YOUR INSTRUCTIONS: Look through the entries below and count the lines with the word "AppsFlyer" in them; give only the number.

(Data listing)
--- BEGIN ---

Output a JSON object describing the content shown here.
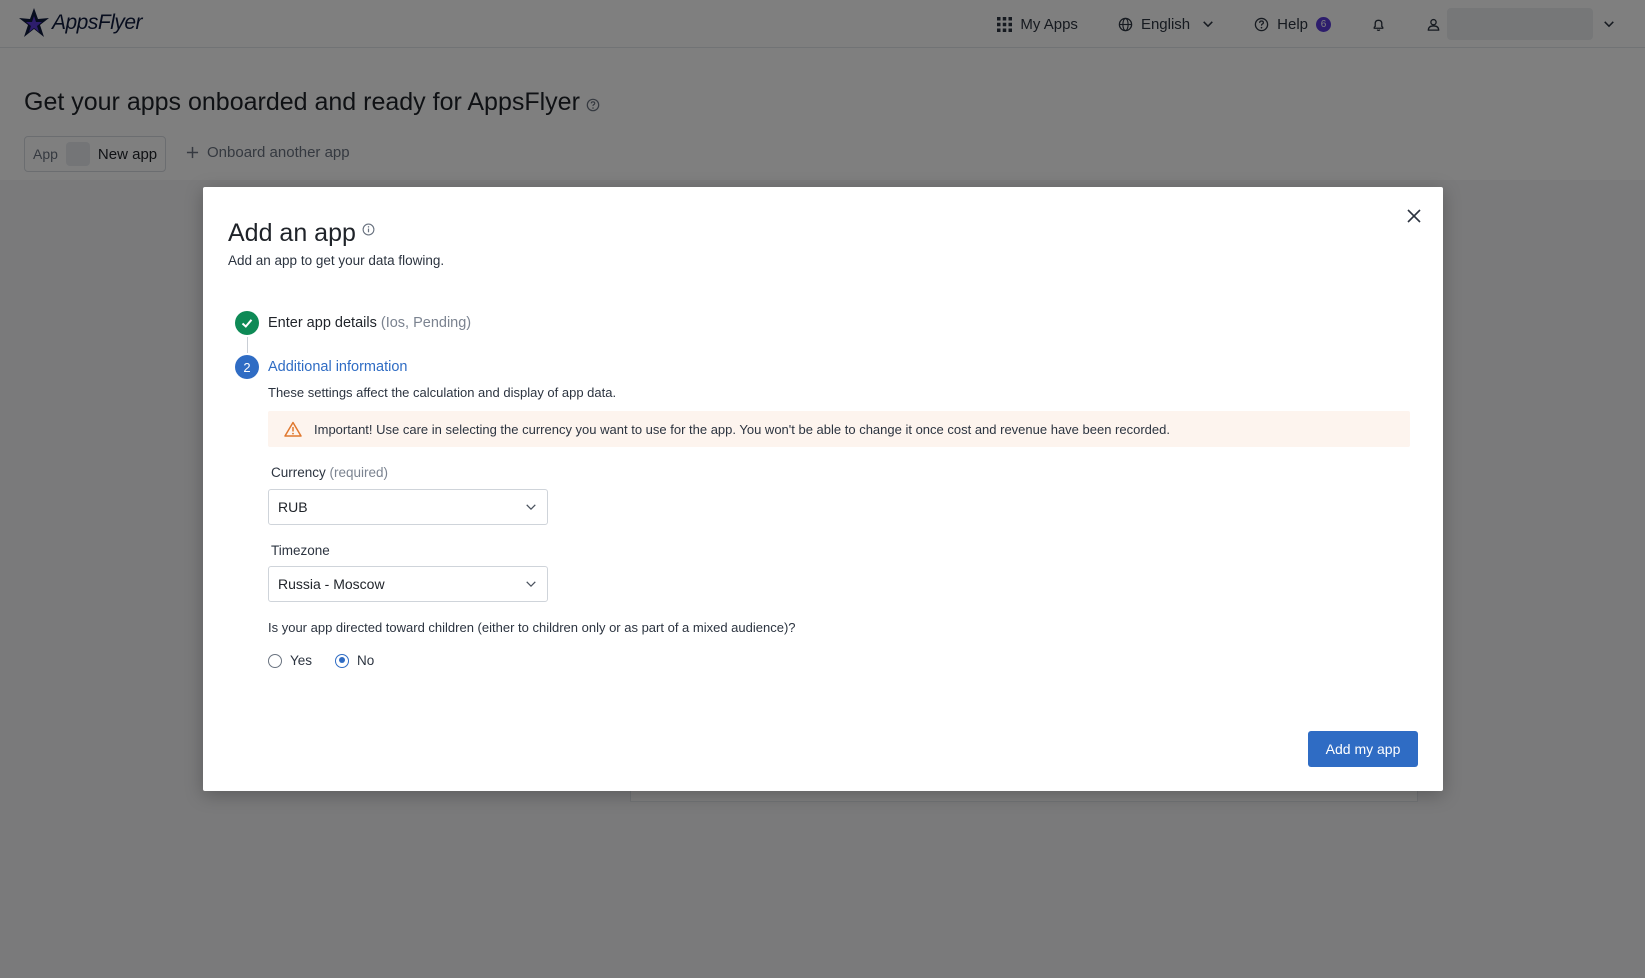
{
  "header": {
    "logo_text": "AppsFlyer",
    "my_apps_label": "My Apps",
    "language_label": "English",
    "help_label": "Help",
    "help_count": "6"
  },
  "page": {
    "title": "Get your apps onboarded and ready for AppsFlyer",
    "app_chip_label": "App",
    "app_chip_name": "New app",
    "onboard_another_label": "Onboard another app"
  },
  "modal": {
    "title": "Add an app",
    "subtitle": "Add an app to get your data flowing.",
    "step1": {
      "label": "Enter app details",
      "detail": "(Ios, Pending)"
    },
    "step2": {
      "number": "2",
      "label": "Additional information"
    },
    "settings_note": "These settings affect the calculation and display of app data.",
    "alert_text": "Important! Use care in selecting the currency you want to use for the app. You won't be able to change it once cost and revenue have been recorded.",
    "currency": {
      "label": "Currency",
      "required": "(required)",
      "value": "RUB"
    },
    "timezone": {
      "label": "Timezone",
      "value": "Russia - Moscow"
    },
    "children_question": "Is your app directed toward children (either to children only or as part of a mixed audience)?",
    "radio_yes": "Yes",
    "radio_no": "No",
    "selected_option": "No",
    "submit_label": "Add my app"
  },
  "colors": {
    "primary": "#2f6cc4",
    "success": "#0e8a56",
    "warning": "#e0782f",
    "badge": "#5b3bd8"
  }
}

--- END ---
--- BEGIN ---

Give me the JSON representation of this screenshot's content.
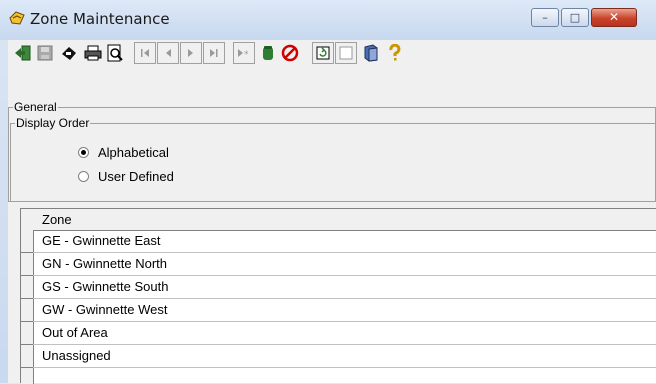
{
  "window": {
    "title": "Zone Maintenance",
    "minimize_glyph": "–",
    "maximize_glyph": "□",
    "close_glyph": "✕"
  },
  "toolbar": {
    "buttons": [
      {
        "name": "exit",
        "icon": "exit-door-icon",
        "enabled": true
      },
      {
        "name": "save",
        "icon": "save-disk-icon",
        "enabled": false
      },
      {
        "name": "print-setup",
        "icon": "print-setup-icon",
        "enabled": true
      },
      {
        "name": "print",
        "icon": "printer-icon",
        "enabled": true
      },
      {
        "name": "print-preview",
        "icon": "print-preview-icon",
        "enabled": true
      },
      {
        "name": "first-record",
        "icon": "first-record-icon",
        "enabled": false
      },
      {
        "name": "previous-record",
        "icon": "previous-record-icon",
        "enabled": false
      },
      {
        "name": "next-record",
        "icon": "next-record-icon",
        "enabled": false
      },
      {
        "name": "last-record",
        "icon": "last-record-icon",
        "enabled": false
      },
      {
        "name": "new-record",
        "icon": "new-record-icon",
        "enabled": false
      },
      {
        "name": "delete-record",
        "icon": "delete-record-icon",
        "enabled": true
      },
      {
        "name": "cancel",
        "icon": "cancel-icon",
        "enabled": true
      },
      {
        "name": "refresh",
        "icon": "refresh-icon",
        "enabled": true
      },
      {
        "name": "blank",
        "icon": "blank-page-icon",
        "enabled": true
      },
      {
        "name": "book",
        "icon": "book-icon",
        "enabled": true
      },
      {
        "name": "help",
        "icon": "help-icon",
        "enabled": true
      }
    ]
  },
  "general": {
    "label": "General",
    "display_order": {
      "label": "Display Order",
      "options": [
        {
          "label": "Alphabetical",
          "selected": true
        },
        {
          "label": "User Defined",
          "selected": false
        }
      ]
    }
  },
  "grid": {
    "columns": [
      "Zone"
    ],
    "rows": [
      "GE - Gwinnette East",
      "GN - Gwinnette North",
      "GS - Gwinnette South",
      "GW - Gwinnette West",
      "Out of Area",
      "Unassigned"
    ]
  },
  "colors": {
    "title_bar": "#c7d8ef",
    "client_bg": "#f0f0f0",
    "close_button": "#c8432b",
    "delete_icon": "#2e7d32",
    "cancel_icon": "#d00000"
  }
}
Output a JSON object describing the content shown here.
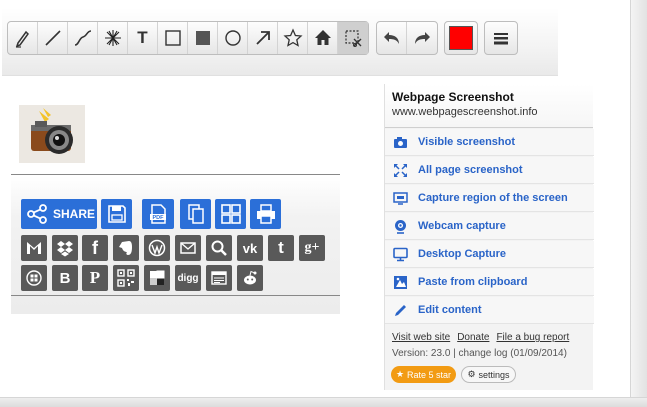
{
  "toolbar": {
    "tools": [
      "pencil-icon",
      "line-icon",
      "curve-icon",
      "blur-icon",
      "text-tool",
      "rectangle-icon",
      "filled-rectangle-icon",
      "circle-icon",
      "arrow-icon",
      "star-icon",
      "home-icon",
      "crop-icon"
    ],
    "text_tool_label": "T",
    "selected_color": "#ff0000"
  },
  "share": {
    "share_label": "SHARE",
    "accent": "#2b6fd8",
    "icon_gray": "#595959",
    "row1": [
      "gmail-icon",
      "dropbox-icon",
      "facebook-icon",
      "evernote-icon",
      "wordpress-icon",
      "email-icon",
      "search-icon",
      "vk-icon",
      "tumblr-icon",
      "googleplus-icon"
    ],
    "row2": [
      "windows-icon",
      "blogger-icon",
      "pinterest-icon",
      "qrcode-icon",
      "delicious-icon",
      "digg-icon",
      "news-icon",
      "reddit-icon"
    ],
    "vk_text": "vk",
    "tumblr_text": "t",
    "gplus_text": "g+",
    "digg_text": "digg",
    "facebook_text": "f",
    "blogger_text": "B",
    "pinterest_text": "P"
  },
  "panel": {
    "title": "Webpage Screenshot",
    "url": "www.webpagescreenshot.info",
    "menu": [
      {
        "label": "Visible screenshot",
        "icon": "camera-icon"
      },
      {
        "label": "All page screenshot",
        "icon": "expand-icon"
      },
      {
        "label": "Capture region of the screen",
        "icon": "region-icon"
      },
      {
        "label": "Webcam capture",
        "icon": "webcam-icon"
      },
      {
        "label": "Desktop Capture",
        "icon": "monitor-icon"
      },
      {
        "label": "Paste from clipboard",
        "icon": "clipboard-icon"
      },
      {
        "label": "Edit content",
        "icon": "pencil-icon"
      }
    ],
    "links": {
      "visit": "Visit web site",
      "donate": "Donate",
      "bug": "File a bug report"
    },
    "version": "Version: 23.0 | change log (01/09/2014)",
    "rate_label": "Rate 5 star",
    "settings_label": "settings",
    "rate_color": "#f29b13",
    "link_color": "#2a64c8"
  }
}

--- END ---

SOLUTION TO THIS EXERCISE: 2